Listing:
-- start --

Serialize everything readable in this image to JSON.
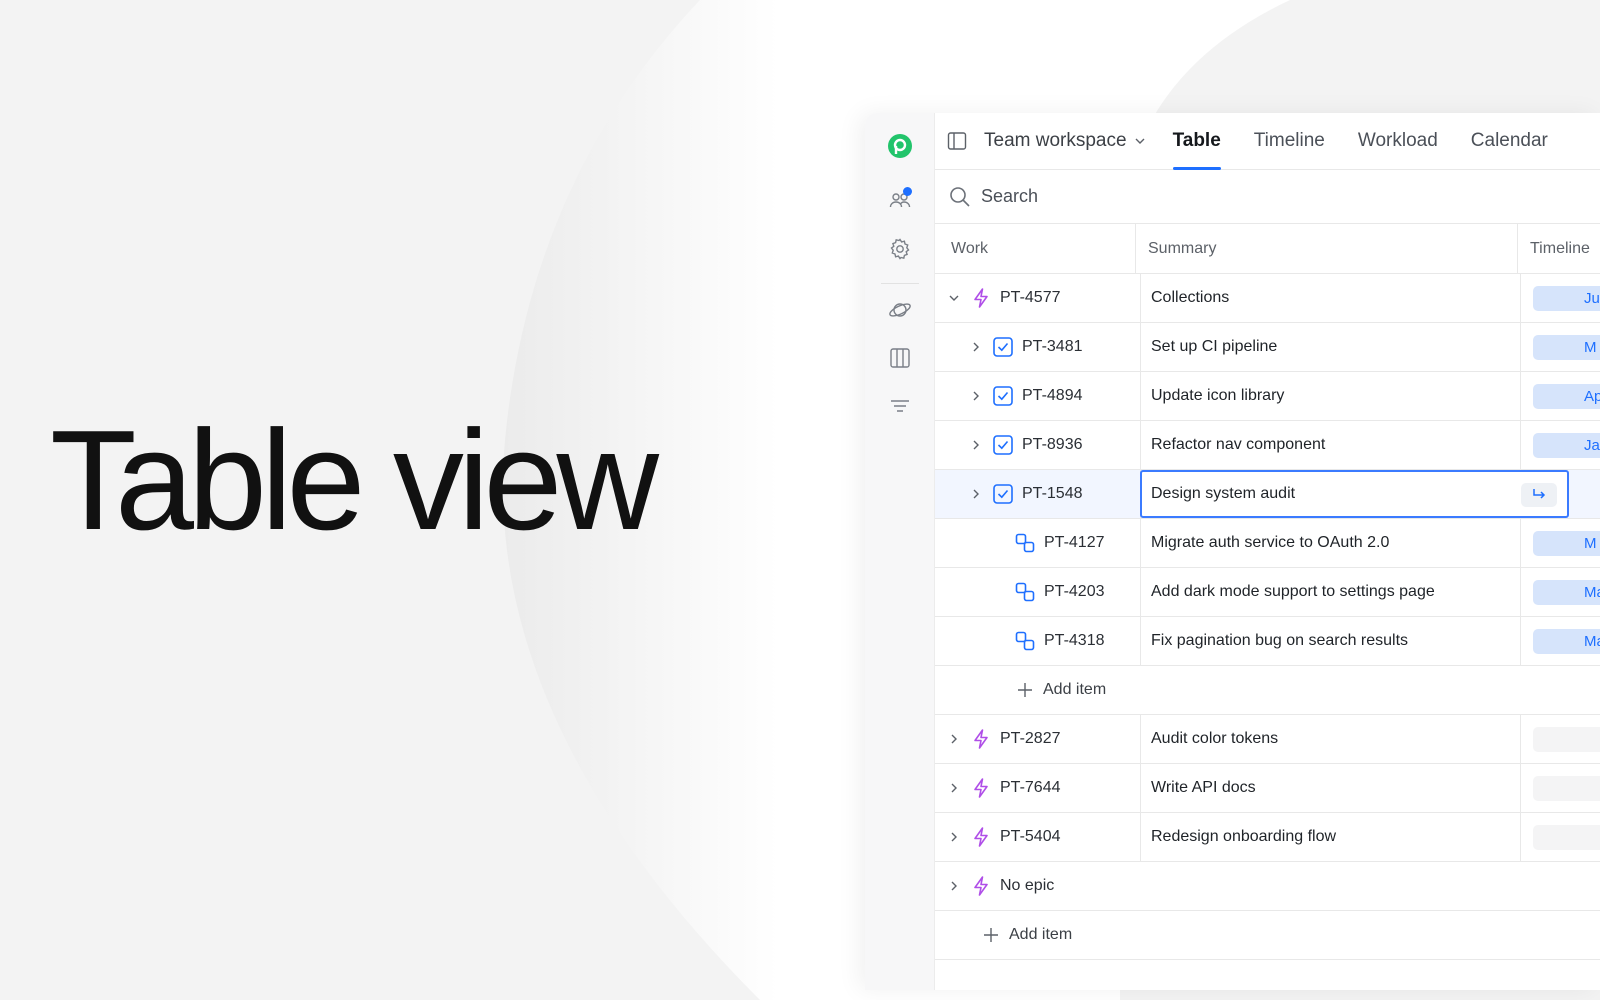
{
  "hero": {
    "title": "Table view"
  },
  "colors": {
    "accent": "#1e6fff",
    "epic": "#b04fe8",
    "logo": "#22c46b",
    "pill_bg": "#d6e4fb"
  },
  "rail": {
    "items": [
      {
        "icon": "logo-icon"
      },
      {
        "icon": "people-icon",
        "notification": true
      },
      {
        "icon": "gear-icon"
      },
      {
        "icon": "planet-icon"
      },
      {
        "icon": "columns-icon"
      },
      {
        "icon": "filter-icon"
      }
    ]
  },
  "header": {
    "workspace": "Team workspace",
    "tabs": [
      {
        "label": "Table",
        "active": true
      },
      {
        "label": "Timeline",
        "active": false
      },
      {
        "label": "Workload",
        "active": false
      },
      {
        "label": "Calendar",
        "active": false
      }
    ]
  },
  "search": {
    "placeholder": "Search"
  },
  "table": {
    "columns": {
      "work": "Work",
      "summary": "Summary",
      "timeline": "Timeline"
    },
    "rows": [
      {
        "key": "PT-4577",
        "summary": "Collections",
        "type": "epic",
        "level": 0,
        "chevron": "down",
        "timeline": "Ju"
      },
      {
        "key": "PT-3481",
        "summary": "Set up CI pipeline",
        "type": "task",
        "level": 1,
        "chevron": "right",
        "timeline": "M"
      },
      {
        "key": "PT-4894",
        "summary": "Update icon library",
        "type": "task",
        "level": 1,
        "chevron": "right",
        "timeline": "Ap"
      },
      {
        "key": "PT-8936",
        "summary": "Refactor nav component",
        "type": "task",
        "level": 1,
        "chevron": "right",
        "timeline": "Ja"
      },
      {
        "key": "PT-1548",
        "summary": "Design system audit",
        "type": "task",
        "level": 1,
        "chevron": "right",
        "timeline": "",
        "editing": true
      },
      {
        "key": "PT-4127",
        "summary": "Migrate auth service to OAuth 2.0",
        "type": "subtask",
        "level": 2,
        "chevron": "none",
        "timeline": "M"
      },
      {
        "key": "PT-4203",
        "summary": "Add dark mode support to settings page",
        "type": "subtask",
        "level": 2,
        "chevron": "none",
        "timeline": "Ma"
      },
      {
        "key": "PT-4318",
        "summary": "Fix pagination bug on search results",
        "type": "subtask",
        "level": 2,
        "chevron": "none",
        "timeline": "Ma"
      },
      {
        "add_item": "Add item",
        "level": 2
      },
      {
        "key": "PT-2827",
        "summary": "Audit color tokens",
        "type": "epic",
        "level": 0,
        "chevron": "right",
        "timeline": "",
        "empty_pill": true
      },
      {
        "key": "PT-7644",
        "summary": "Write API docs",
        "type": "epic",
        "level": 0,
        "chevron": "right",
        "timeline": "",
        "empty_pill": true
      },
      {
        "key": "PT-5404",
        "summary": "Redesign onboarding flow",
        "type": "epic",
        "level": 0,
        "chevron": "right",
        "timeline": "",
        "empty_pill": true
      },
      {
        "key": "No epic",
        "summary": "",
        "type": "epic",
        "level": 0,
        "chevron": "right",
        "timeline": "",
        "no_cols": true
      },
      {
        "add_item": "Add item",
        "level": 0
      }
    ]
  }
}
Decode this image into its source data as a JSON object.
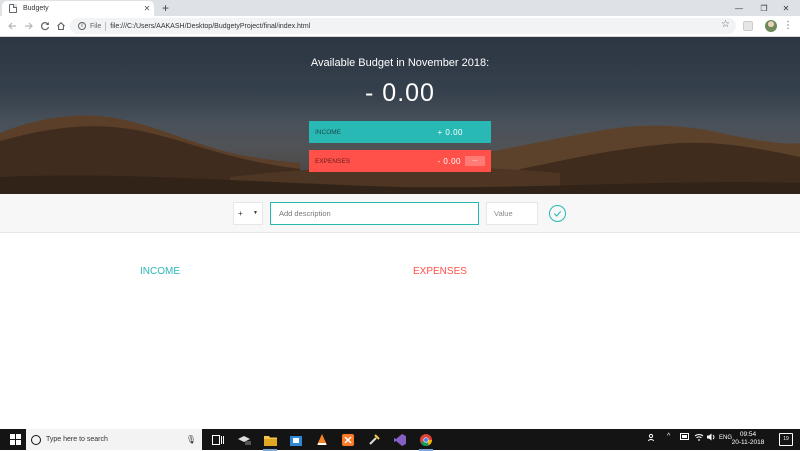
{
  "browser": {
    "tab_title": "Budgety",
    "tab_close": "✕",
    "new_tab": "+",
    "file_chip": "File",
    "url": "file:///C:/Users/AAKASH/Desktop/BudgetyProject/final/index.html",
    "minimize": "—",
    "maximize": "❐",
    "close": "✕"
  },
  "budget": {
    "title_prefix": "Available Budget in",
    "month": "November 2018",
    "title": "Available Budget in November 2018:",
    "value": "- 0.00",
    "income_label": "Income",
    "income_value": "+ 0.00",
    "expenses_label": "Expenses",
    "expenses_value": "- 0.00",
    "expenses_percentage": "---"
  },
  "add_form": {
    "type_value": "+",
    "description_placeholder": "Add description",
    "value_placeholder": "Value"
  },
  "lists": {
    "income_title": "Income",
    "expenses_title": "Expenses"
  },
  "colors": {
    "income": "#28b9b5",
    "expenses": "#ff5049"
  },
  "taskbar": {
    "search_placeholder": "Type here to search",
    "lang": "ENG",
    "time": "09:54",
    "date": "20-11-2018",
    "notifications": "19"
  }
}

-- end --

Description of the task: Make a copy of each line that contains the string "icon".

Answer for the task:
        "icon": "logo-icon"
        "icon": "people-icon",
        "icon": "gear-icon"
        "icon": "planet-icon"
        "icon": "columns-icon"
        "icon": "filter-icon"
        "summary": "Update icon library",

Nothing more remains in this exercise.